▽

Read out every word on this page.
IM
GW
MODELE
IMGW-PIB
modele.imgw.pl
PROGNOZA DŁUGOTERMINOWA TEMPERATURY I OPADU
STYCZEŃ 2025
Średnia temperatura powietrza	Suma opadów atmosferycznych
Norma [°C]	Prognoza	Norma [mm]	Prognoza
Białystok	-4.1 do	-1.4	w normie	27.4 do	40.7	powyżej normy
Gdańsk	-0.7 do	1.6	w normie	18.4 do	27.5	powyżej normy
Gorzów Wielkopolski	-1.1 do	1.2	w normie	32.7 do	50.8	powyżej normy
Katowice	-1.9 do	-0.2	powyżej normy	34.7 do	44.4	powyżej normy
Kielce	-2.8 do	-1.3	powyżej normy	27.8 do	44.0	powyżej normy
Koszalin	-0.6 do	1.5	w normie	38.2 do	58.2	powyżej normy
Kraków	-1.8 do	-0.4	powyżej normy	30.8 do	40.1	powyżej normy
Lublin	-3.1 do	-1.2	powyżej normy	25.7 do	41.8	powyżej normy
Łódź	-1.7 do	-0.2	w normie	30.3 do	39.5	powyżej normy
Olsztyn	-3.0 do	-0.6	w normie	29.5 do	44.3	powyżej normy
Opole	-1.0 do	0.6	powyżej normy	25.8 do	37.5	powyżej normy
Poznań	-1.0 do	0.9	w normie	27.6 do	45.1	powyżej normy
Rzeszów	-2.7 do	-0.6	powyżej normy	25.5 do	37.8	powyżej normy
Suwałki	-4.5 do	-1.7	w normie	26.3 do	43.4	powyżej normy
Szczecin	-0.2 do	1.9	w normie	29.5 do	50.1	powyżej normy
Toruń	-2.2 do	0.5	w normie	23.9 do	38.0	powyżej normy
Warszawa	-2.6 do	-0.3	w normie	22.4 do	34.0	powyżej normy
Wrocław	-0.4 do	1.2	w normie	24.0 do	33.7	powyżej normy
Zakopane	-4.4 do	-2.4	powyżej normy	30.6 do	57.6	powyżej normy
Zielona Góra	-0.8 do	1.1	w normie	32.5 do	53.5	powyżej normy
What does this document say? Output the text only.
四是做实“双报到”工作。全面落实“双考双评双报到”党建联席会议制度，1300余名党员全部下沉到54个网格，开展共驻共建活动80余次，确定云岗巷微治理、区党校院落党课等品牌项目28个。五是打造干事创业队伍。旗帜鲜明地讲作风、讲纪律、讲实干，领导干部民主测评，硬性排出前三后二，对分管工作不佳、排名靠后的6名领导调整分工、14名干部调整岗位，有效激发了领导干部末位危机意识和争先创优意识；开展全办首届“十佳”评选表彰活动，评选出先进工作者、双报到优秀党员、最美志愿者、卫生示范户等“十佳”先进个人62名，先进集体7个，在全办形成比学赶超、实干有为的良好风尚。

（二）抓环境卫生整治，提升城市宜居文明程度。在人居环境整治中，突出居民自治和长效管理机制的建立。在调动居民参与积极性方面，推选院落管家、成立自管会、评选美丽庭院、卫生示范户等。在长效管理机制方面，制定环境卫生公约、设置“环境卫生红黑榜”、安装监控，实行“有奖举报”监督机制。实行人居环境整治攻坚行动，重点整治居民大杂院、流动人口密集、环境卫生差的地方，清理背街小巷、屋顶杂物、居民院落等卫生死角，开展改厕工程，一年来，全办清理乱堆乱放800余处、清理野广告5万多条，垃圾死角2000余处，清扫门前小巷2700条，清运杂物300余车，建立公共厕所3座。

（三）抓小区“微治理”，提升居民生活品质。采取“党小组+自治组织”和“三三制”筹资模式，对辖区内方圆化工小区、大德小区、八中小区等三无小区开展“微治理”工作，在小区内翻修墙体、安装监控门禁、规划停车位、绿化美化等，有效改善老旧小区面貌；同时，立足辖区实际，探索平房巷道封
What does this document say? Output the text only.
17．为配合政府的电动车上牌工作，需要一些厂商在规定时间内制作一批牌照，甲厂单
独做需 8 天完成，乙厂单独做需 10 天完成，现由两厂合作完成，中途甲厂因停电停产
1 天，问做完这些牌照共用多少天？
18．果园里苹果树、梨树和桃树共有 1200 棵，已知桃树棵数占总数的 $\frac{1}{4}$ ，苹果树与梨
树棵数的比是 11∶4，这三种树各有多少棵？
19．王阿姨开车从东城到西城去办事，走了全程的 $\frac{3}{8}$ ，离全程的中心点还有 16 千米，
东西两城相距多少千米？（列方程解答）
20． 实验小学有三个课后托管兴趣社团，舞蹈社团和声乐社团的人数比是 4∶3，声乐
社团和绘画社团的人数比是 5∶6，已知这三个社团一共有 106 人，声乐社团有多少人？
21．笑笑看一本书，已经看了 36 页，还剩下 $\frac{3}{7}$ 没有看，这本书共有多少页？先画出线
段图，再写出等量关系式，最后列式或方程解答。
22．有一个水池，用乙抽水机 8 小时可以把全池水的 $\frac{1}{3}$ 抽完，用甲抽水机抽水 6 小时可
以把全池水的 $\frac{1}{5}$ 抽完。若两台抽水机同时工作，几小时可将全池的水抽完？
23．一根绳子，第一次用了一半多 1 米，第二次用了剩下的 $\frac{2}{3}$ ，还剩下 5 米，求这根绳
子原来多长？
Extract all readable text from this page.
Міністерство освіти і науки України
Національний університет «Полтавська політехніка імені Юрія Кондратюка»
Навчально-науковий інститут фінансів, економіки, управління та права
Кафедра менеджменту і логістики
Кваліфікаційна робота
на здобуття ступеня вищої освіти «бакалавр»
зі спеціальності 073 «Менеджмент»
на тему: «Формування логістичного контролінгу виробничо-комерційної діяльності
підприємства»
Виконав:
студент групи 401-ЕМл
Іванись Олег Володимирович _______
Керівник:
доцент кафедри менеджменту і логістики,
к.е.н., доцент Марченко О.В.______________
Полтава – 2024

△

### Your objective
Extract the listing in its entirety and repeat it exactly.

### Exercise output
Read out every word on this page.
IM
GW
MODELE
IMGW-PIB
modele.imgw.pl
PROGNOZA DŁUGOTERMINOWA TEMPERATURY I OPADU
STYCZEŃ 2025
Średnia temperatura powietrza	Suma opadów atmosferycznych
Norma [°C]	Prognoza	Norma [mm]	Prognoza
Białystok	-4.1 do	-1.4	w normie	27.4 do	40.7	powyżej normy
Gdańsk	-0.7 do	1.6	w normie	18.4 do	27.5	powyżej normy
Gorzów Wielkopolski	-1.1 do	1.2	w normie	32.7 do	50.8	powyżej normy
Katowice	-1.9 do	-0.2	powyżej normy	34.7 do	44.4	powyżej normy
Kielce	-2.8 do	-1.3	powyżej normy	27.8 do	44.0	powyżej normy
Koszalin	-0.6 do	1.5	w normie	38.2 do	58.2	powyżej normy
Kraków	-1.8 do	-0.4	powyżej normy	30.8 do	40.1	powyżej normy
Lublin	-3.1 do	-1.2	powyżej normy	25.7 do	41.8	powyżej normy
Łódź	-1.7 do	-0.2	w normie	30.3 do	39.5	powyżej normy
Olsztyn	-3.0 do	-0.6	w normie	29.5 do	44.3	powyżej normy
Opole	-1.0 do	0.6	powyżej normy	25.8 do	37.5	powyżej normy
Poznań	-1.0 do	0.9	w normie	27.6 do	45.1	powyżej normy
Rzeszów	-2.7 do	-0.6	powyżej normy	25.5 do	37.8	powyżej normy
Suwałki	-4.5 do	-1.7	w normie	26.3 do	43.4	powyżej normy
Szczecin	-0.2 do	1.9	w normie	29.5 do	50.1	powyżej normy
Toruń	-2.2 do	0.5	w normie	23.9 do	38.0	powyżej normy
Warszawa	-2.6 do	-0.3	w normie	22.4 do	34.0	powyżej normy
Wrocław	-0.4 do	1.2	w normie	24.0 do	33.7	powyżej normy
Zakopane	-4.4 do	-2.4	powyżej normy	30.6 do	57.6	powyżej normy
Zielona Góra	-0.8 do	1.1	w normie	32.5 do	53.5	powyżej normy
What does this document say? Output the text only.
四是做实“双报到”工作。全面落实“双考双评双报到”党建联席会议制度，1300余名党员全部下沉到54个网格，开展共驻共建活动80余次，确定云岗巷微治理、区党校院落党课等品牌项目28个。五是打造干事创业队伍。旗帜鲜明地讲作风、讲纪律、讲实干，领导干部民主测评，硬性排出前三后二，对分管工作不佳、排名靠后的6名领导调整分工、14名干部调整岗位，有效激发了领导干部末位危机意识和争先创优意识；开展全办首届“十佳”评选表彰活动，评选出先进工作者、双报到优秀党员、最美志愿者、卫生示范户等“十佳”先进个人62名，先进集体7个，在全办形成比学赶超、实干有为的良好风尚。

（二）抓环境卫生整治，提升城市宜居文明程度。在人居环境整治中，突出居民自治和长效管理机制的建立。在调动居民参与积极性方面，推选院落管家、成立自管会、评选美丽庭院、卫生示范户等。在长效管理机制方面，制定环境卫生公约、设置“环境卫生红黑榜”、安装监控，实行“有奖举报”监督机制。实行人居环境整治攻坚行动，重点整治居民大杂院、流动人口密集、环境卫生差的地方，清理背街小巷、屋顶杂物、居民院落等卫生死角，开展改厕工程，一年来，全办清理乱堆乱放800余处、清理野广告5万多条，垃圾死角2000余处，清扫门前小巷2700条，清运杂物300余车，建立公共厕所3座。

（三）抓小区“微治理”，提升居民生活品质。采取“党小组+自治组织”和“三三制”筹资模式，对辖区内方圆化工小区、大德小区、八中小区等三无小区开展“微治理”工作，在小区内翻修墙体、安装监控门禁、规划停车位、绿化美化等，有效改善老旧小区面貌；同时，立足辖区实际，探索平房巷道封
What does this document say? Output the text only.
17．为配合政府的电动车上牌工作，需要一些厂商在规定时间内制作一批牌照，甲厂单
独做需 8 天完成，乙厂单独做需 10 天完成，现由两厂合作完成，中途甲厂因停电停产
1 天，问做完这些牌照共用多少天？
18．果园里苹果树、梨树和桃树共有 1200 棵，已知桃树棵数占总数的 $\frac{1}{4}$ ，苹果树与梨
树棵数的比是 11∶4，这三种树各有多少棵？
19．王阿姨开车从东城到西城去办事，走了全程的 $\frac{3}{8}$ ，离全程的中心点还有 16 千米，
东西两城相距多少千米？（列方程解答）
20． 实验小学有三个课后托管兴趣社团，舞蹈社团和声乐社团的人数比是 4∶3，声乐
社团和绘画社团的人数比是 5∶6，已知这三个社团一共有 106 人，声乐社团有多少人？
21．笑笑看一本书，已经看了 36 页，还剩下 $\frac{3}{7}$ 没有看，这本书共有多少页？先画出线
段图，再写出等量关系式，最后列式或方程解答。
22．有一个水池，用乙抽水机 8 小时可以把全池水的 $\frac{1}{3}$ 抽完，用甲抽水机抽水 6 小时可
以把全池水的 $\frac{1}{5}$ 抽完。若两台抽水机同时工作，几小时可将全池的水抽完？
23．一根绳子，第一次用了一半多 1 米，第二次用了剩下的 $\frac{2}{3}$ ，还剩下 5 米，求这根绳
子原来多长？
Extract all readable text from this page.
Міністерство освіти і науки України
Національний університет «Полтавська політехніка імені Юрія Кондратюка»
Навчально-науковий інститут фінансів, економіки, управління та права
Кафедра менеджменту і логістики
Кваліфікаційна робота
на здобуття ступеня вищої освіти «бакалавр»
зі спеціальності 073 «Менеджмент»
на тему: «Формування логістичного контролінгу виробничо-комерційної діяльності
підприємства»
Виконав:
студент групи 401-ЕМл
Іванись Олег Володимирович _______
Керівник:
доцент кафедри менеджменту і логістики,
к.е.н., доцент Марченко О.В.______________
Полтава – 2024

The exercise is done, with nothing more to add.